**SHORT PROBLEM:** Give back the full listing verbatim, apart from its images.

### RAW RECORDS

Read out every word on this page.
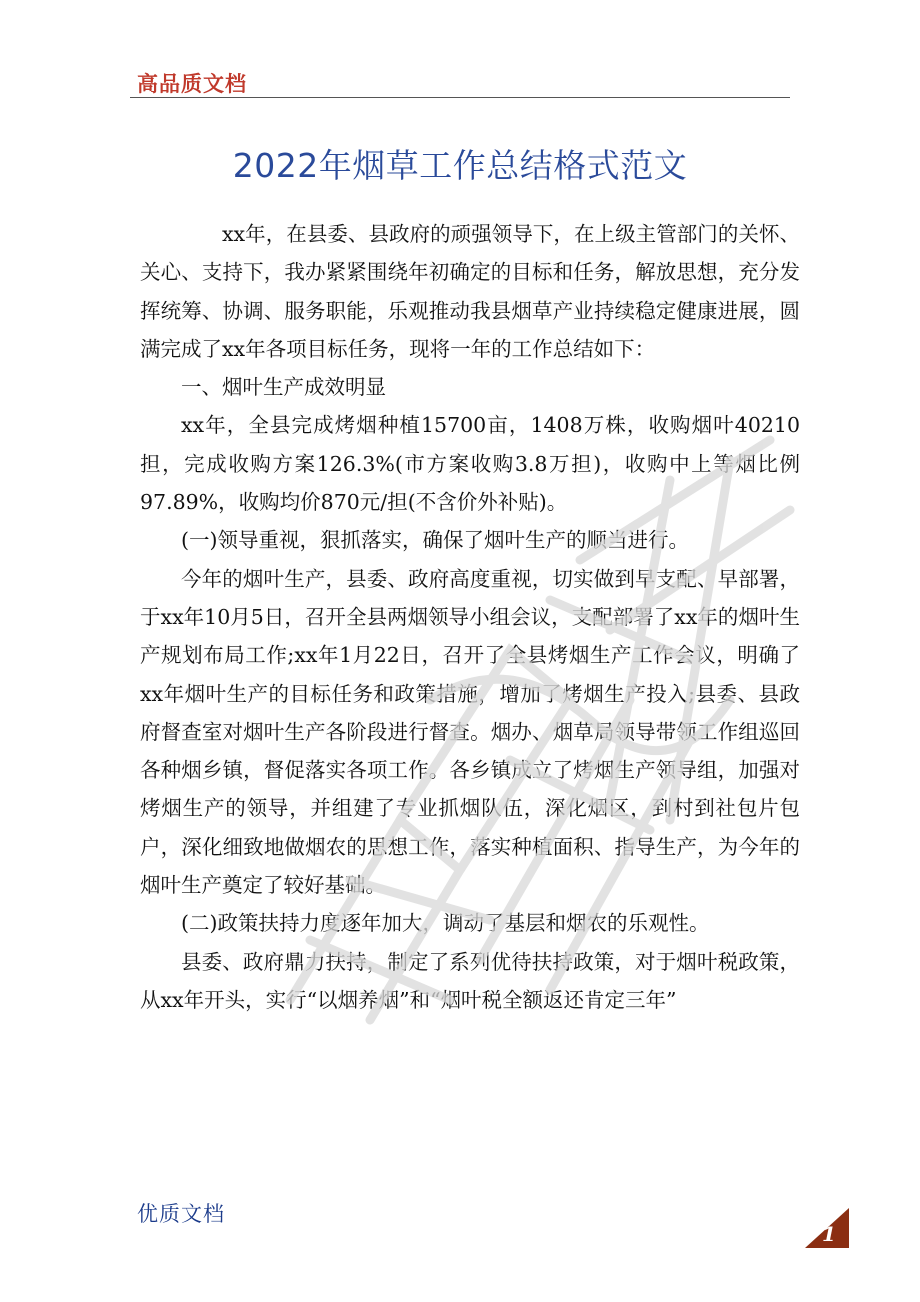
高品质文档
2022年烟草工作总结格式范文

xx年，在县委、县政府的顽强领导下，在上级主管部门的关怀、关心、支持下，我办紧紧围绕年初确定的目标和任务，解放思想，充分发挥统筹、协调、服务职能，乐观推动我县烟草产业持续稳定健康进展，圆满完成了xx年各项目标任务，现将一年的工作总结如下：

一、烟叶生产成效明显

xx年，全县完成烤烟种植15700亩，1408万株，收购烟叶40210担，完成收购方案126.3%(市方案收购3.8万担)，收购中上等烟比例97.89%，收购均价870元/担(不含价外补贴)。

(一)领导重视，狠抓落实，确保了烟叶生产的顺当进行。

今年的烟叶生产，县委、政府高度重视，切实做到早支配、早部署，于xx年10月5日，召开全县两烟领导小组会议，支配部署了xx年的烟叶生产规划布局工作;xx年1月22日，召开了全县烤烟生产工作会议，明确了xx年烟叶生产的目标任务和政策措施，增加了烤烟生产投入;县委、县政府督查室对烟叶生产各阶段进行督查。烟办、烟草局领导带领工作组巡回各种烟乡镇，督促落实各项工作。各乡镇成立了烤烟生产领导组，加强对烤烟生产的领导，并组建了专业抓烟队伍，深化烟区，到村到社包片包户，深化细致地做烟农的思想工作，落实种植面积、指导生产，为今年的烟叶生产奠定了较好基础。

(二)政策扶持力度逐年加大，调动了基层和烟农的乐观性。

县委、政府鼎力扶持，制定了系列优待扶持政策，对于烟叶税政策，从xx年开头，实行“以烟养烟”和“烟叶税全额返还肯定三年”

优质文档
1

######

**ANSWER FOR THIS EXERCISE:**
Read out every word on this page.
高品质文档
2022年烟草工作总结格式范文

xx年，在县委、县政府的顽强领导下，在上级主管部门的关怀、关心、支持下，我办紧紧围绕年初确定的目标和任务，解放思想，充分发挥统筹、协调、服务职能，乐观推动我县烟草产业持续稳定健康进展，圆满完成了xx年各项目标任务，现将一年的工作总结如下：

一、烟叶生产成效明显

xx年，全县完成烤烟种植15700亩，1408万株，收购烟叶40210担，完成收购方案126.3%(市方案收购3.8万担)，收购中上等烟比例97.89%，收购均价870元/担(不含价外补贴)。

(一)领导重视，狠抓落实，确保了烟叶生产的顺当进行。

今年的烟叶生产，县委、政府高度重视，切实做到早支配、早部署，于xx年10月5日，召开全县两烟领导小组会议，支配部署了xx年的烟叶生产规划布局工作;xx年1月22日，召开了全县烤烟生产工作会议，明确了xx年烟叶生产的目标任务和政策措施，增加了烤烟生产投入;县委、县政府督查室对烟叶生产各阶段进行督查。烟办、烟草局领导带领工作组巡回各种烟乡镇，督促落实各项工作。各乡镇成立了烤烟生产领导组，加强对烤烟生产的领导，并组建了专业抓烟队伍，深化烟区，到村到社包片包户，深化细致地做烟农的思想工作，落实种植面积、指导生产，为今年的烟叶生产奠定了较好基础。

(二)政策扶持力度逐年加大，调动了基层和烟农的乐观性。

县委、政府鼎力扶持，制定了系列优待扶持政策，对于烟叶税政策，从xx年开头，实行“以烟养烟”和“烟叶税全额返还肯定三年”

优质文档
1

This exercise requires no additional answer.